Task list =
1) Rewrite the passage on other costs and expenses starting at "Interest costs were" and ending at "quarter of 1994.", swapping "capital spending" for "capital expenditure".
2) Answer from the passage on other costs and expenses:
(a) What percentage interest does the Company hold in the NOARK partnership?
(b) What is NOARK's total transportation capacity?
(c) As of what date did Vesta stop transporting gas under its contract with NOARK?

Provided text =
━━━━━━━━

Other Costs and Expenses

      Interest costs were down slightly in 1994, as compared to
1993, due to lower average borrowings on the Company's revolving
credit facilities throughout most of the year, partially offset
by higher average interest rates.  Borrowings under these
facilities were higher at year-end 1994, as compared to 1993,
primarily as a result of increased capital spending activity
during the fourth quarter of 1994.

      The change in other income during 1994 and 1993 relates
primarily to the Company's share of operating losses incurred by
NOARK.  The Company accounts for its 47.93% interest in the NOARK
partnership under the equity method of accounting.  NOARK has
been operating below capacity and generating losses since it was
placed in service.  The Company's share of the pre-tax loss for
NOARK included in other income was $2.8 million in 1994 and $1.8
million in 1993.  Deliveries are currently being made by NOARK to
portions of AWG's distribution system, to Associated, and to the
interstate pipelines with which NOARK interconnects.  In 1994,
NOARK had an average daily throughput of 82 million cubic feet of
gas per day ("MMcfd"), compared to 79 MMcfd in 1993, its first
full year of operation.  NOARK has a total transportation
capacity of 141 MMcfd.  AWG has contracted for 41 MMcfd of firm
capacity on NOARK under a ten-year transportation contract. 
NOARK also has a five-year transportation contract with Vesta
Energy Company ("Vesta"), an independent marketer, to transport
50 MMcfd on a firm basis.  The Company's exploration and
production segment was supplying 25 MMcfd of the volumes
transported by Vesta under that agreement.  In late 1993, Vesta
filed suit against NOARK, the Company, and certain of its
affiliates, and, effective January 1, 1994, ceased transporting
gas under its contract with NOARK.  The complaint and subsequent
filings seek rescission of both the transportation contract and a
contract to purchase gas from the Company's affiliates, along
with actual and punitive damages.  The Company and NOARK believe
the suit is without merit and have filed counterclaims seeking
enforcement of the contracts and damages.  The Company is
currently making its own sales arrangements and transporting
production through NOARK which previously had been purchased by
the marketer.

━━━━━━━━

Data section =
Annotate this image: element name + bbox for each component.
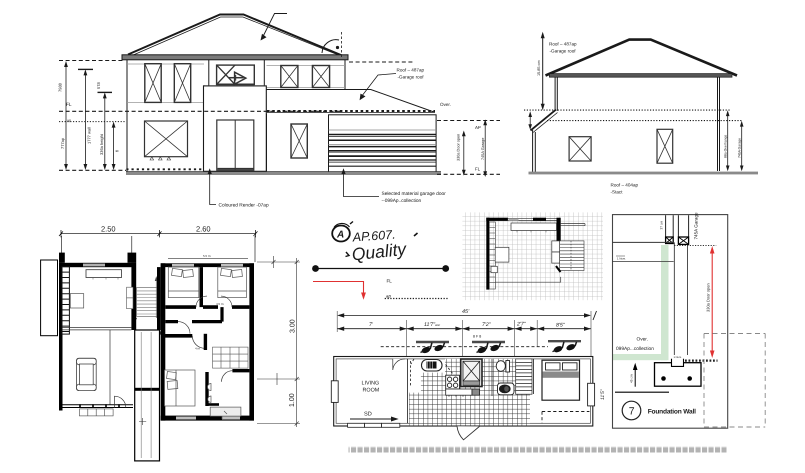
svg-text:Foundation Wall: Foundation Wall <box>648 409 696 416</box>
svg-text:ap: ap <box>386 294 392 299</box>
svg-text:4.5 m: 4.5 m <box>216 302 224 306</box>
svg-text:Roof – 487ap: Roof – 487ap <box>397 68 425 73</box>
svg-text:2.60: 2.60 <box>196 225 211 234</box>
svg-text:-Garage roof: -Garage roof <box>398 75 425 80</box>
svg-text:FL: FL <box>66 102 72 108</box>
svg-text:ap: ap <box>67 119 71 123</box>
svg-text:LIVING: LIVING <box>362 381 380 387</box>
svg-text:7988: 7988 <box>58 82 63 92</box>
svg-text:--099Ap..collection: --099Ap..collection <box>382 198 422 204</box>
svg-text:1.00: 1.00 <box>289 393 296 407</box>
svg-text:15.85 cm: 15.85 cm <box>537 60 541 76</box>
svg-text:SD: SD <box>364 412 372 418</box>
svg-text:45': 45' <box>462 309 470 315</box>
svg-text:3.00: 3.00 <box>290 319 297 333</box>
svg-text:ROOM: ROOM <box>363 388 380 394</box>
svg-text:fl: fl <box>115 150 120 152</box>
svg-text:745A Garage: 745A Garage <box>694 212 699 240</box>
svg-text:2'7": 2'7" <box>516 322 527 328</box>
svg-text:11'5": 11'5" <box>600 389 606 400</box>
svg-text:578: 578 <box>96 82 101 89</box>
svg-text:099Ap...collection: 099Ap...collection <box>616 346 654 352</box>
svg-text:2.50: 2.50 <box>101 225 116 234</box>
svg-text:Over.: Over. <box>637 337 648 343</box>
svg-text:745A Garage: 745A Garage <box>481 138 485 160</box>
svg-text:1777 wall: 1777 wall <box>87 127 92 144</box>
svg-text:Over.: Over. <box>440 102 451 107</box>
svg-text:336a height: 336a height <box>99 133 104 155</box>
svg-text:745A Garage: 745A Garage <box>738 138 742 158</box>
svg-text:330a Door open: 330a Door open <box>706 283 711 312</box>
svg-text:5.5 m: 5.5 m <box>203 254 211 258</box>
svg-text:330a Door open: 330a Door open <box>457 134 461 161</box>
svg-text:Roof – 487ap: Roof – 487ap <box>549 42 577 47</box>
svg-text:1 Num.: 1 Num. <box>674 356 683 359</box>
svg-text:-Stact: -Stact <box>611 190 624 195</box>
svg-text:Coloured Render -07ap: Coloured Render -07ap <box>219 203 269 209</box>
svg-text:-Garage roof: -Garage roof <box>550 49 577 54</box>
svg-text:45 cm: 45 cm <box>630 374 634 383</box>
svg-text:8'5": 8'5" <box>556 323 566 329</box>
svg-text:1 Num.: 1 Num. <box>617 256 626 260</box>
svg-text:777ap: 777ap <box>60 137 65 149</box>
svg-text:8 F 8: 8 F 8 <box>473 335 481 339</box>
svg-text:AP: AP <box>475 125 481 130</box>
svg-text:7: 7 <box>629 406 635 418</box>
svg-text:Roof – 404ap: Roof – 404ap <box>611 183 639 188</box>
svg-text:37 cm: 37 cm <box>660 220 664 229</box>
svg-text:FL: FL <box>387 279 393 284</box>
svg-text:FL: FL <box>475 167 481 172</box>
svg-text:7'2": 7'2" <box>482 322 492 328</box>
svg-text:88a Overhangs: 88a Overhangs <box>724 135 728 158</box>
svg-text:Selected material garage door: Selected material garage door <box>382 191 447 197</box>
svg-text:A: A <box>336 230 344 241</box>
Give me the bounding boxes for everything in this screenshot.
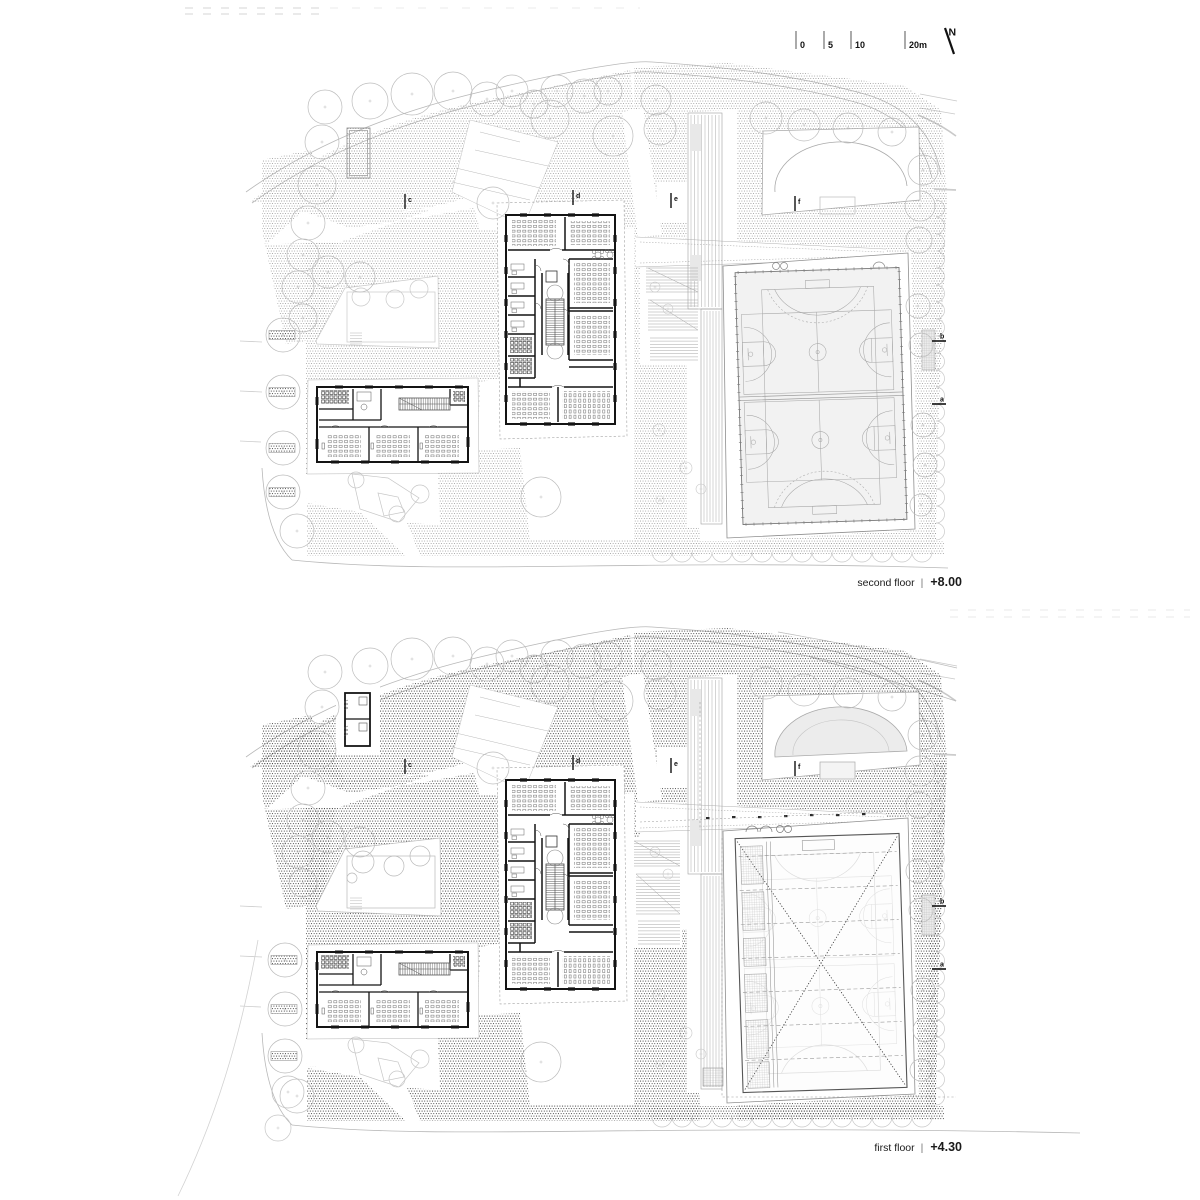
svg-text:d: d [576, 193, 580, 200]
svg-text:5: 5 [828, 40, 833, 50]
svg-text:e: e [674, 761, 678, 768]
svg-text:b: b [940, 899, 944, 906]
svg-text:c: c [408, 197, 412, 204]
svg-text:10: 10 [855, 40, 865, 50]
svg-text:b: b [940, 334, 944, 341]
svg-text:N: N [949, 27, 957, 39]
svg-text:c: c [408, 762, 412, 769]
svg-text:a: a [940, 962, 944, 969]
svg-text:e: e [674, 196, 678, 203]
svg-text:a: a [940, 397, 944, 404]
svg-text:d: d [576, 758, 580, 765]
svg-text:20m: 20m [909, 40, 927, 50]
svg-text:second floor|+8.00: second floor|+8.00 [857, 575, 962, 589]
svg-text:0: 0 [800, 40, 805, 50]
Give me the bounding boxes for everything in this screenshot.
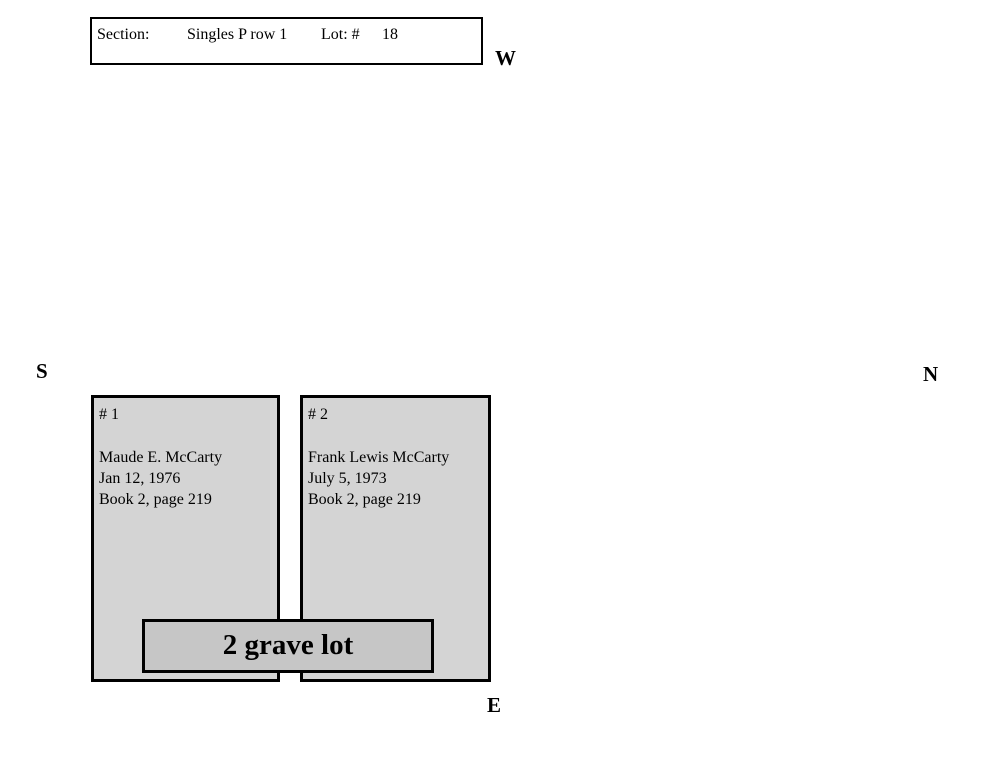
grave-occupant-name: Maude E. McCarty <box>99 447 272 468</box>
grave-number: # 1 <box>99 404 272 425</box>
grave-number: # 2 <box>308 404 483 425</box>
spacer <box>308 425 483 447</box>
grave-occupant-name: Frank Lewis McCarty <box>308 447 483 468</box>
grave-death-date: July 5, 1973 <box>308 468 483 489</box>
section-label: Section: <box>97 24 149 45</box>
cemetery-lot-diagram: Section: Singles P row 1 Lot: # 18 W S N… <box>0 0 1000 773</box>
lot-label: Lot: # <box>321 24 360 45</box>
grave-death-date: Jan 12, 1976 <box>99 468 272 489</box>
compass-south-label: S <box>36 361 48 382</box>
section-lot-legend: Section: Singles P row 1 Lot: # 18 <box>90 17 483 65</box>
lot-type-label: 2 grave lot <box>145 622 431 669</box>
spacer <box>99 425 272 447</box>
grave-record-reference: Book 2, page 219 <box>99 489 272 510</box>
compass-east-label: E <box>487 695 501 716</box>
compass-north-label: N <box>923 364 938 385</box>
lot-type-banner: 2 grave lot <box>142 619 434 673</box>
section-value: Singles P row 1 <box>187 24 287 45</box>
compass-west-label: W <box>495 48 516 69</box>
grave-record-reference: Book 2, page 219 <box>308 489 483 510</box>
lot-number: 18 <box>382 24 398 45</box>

━━━━━━━━

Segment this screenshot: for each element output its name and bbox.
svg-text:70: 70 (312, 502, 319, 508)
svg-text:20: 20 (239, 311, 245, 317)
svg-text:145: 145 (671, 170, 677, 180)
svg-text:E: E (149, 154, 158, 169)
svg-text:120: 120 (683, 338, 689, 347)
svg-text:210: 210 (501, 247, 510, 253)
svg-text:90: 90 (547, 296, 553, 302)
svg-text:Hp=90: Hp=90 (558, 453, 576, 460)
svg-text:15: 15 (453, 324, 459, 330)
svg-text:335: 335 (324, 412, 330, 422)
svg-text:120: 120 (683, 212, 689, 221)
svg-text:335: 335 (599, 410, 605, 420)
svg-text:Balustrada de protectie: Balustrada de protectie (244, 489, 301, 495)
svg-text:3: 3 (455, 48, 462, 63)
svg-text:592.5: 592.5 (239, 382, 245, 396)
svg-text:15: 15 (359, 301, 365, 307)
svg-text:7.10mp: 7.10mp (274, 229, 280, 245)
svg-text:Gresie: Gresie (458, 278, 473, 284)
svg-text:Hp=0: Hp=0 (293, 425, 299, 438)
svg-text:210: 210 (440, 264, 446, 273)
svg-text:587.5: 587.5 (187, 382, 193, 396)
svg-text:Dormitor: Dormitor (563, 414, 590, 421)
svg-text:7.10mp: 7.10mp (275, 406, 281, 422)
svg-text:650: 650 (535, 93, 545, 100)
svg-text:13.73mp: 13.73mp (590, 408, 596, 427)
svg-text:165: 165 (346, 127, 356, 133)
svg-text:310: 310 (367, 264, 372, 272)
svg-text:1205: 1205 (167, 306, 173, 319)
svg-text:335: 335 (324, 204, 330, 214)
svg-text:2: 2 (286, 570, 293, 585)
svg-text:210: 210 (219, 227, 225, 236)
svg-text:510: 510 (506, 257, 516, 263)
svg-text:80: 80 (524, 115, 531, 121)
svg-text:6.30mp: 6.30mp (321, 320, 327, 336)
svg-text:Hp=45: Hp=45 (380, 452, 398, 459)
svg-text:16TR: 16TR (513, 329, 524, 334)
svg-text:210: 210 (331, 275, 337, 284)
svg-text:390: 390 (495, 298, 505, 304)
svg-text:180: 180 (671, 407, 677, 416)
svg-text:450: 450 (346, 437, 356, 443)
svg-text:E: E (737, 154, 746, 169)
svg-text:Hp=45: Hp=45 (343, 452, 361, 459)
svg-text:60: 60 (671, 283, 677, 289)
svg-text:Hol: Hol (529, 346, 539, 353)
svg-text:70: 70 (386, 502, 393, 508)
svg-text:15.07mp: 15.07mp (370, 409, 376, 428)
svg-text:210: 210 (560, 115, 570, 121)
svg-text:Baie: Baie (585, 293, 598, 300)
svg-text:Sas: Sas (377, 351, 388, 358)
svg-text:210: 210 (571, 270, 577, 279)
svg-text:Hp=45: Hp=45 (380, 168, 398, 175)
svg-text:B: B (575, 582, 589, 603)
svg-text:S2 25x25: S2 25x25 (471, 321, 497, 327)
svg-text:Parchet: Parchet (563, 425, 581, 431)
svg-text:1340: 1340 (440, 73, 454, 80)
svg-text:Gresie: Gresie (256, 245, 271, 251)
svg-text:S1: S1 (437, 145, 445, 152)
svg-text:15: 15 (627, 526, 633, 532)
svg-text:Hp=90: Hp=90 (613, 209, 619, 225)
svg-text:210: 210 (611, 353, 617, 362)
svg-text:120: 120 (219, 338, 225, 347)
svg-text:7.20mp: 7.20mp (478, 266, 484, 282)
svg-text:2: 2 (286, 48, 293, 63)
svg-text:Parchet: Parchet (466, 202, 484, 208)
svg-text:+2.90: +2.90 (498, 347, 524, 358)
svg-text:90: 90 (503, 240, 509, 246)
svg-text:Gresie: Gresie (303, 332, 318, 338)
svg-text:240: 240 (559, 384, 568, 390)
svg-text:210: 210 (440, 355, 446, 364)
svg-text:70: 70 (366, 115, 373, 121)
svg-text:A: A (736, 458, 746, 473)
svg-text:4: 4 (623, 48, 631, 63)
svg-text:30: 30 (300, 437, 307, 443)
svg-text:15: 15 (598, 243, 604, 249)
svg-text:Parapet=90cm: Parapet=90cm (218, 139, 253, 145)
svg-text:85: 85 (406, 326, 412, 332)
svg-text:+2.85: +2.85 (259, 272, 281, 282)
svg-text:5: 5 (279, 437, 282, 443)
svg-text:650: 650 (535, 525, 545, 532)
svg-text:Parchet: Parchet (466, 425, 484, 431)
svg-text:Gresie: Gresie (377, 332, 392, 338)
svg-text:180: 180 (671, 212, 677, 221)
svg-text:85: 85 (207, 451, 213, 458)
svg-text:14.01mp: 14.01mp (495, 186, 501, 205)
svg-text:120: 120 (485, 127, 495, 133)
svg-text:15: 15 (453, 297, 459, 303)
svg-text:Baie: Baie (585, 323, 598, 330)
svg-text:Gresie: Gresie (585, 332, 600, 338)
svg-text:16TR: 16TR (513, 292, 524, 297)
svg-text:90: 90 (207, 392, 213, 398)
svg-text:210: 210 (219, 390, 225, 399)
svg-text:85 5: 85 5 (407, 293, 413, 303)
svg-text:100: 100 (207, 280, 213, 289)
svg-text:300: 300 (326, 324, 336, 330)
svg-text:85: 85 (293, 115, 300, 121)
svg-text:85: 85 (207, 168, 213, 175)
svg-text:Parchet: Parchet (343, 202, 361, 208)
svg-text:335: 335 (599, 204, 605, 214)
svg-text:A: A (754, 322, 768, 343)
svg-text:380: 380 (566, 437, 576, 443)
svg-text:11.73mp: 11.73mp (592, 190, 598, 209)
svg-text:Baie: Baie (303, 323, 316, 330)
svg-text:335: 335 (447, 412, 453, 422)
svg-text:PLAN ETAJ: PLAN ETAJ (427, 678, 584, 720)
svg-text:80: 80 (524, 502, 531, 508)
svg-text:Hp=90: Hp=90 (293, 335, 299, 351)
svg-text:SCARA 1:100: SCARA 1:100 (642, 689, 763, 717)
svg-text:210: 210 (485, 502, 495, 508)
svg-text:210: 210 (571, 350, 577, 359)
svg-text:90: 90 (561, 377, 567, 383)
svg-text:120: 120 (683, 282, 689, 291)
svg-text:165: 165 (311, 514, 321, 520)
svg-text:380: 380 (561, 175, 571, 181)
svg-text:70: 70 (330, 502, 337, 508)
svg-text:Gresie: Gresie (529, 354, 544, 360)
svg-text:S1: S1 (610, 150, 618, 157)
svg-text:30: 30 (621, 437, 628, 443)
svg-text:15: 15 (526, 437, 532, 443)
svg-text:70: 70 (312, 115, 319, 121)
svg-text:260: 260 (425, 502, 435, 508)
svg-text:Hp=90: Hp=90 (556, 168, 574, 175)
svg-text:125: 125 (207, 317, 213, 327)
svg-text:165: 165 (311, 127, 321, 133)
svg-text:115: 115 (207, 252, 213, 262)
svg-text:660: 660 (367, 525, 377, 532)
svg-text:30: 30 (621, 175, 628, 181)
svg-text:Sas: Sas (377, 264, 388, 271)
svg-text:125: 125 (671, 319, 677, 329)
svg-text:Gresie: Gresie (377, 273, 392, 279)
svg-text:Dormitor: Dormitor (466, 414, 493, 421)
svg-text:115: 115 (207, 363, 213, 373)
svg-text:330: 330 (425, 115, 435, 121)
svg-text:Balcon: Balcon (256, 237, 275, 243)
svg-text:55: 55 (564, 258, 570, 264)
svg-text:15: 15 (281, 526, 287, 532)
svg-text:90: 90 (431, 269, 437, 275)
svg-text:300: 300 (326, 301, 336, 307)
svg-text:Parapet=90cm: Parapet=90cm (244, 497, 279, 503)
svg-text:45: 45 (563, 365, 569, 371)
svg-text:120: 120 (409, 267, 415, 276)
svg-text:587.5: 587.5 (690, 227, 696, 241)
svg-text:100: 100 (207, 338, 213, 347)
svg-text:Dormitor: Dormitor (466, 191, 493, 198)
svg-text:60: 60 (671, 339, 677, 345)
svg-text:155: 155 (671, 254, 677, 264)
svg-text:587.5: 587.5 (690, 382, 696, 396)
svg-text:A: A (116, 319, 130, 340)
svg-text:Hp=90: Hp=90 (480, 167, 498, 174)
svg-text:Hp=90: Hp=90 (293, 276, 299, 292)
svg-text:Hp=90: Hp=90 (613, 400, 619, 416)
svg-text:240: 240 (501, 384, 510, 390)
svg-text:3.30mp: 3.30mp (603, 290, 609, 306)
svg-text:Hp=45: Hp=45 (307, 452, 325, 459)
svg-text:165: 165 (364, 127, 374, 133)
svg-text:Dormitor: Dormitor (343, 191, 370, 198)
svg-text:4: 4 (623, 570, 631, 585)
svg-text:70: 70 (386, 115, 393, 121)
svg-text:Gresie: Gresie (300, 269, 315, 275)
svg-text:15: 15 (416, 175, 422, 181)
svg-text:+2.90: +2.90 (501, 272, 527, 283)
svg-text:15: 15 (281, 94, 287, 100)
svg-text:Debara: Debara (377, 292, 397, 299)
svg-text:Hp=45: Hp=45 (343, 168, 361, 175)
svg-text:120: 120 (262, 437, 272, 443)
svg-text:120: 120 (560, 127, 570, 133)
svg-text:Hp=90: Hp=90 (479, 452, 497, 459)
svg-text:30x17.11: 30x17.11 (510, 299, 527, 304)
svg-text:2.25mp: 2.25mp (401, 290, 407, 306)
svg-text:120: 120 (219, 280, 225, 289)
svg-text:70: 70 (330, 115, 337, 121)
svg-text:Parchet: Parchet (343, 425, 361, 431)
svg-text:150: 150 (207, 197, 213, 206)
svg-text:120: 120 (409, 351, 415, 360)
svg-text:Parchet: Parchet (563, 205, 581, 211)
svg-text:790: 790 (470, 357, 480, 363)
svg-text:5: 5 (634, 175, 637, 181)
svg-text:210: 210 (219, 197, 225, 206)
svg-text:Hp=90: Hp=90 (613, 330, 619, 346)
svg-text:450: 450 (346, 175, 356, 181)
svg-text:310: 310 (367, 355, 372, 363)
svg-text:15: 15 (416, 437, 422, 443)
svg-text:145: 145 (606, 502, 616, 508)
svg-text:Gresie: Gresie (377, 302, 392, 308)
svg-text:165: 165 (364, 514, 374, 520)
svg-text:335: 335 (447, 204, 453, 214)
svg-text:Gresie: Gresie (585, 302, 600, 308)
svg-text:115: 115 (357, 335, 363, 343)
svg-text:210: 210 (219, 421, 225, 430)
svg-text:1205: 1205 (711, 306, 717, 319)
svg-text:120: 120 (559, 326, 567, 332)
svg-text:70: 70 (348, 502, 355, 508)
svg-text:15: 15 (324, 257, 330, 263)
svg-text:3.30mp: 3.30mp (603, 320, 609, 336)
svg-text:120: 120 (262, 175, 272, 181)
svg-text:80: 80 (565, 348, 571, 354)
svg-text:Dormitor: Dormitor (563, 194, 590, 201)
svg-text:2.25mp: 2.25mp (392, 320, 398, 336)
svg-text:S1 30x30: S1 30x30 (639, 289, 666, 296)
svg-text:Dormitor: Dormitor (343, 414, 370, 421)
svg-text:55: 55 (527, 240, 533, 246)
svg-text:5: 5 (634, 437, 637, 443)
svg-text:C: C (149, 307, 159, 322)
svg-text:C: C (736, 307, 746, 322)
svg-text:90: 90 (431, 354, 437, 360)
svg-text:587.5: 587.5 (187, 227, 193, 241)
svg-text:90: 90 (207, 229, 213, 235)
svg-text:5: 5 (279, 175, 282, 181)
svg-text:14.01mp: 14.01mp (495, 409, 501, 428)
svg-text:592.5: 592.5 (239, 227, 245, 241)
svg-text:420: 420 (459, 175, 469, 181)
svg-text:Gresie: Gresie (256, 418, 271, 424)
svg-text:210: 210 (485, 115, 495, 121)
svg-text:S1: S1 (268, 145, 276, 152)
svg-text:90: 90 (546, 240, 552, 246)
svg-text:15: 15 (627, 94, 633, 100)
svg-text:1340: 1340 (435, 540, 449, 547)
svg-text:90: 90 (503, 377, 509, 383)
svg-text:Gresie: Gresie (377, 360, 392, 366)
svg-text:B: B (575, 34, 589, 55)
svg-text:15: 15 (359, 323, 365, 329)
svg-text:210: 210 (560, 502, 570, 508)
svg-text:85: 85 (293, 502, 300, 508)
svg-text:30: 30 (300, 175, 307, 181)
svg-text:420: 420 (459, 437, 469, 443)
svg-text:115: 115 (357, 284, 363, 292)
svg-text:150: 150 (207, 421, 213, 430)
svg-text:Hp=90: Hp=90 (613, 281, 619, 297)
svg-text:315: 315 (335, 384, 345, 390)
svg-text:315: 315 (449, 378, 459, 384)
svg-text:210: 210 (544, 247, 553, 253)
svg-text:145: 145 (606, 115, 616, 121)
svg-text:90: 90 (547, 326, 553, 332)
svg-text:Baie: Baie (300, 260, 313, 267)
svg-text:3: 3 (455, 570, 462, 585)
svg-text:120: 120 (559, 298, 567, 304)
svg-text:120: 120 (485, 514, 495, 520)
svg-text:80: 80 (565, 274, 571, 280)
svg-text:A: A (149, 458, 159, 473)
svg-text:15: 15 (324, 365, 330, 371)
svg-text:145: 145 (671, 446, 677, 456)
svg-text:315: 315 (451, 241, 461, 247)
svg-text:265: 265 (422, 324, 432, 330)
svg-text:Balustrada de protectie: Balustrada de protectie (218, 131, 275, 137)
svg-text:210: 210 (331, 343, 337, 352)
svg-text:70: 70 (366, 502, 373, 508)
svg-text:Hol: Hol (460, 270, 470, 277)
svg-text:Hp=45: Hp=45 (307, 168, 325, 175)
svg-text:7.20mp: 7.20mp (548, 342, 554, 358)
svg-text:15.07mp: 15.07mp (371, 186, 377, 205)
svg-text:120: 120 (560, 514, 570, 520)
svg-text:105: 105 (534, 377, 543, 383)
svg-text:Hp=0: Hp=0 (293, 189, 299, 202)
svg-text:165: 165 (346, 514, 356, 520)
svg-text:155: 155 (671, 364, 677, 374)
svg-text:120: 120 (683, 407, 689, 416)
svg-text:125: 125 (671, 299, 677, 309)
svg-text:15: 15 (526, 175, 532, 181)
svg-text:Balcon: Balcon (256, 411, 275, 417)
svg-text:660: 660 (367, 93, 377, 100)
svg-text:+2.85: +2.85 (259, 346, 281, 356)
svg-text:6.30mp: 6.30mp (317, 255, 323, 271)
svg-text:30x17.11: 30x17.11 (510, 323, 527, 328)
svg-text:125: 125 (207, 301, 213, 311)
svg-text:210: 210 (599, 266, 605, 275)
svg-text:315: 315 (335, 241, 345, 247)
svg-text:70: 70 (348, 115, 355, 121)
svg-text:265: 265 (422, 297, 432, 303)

━━━━━━━━

Expected results =
1)
Interest costs were down slightly in 1994, as compared to
1993, due to lower average borrowings on the Company's revolving
credit facilities throughout most of the year, partially offset
by higher average interest rates.  Borrowings under these
facilities were higher at year-end 1994, as compared to 1993,
primarily as a result of increased capital expenditure activity
during the fourth quarter of 1994.

2)
(a) 47.93%
(b) 141 MMcfd
(c) January 1, 1994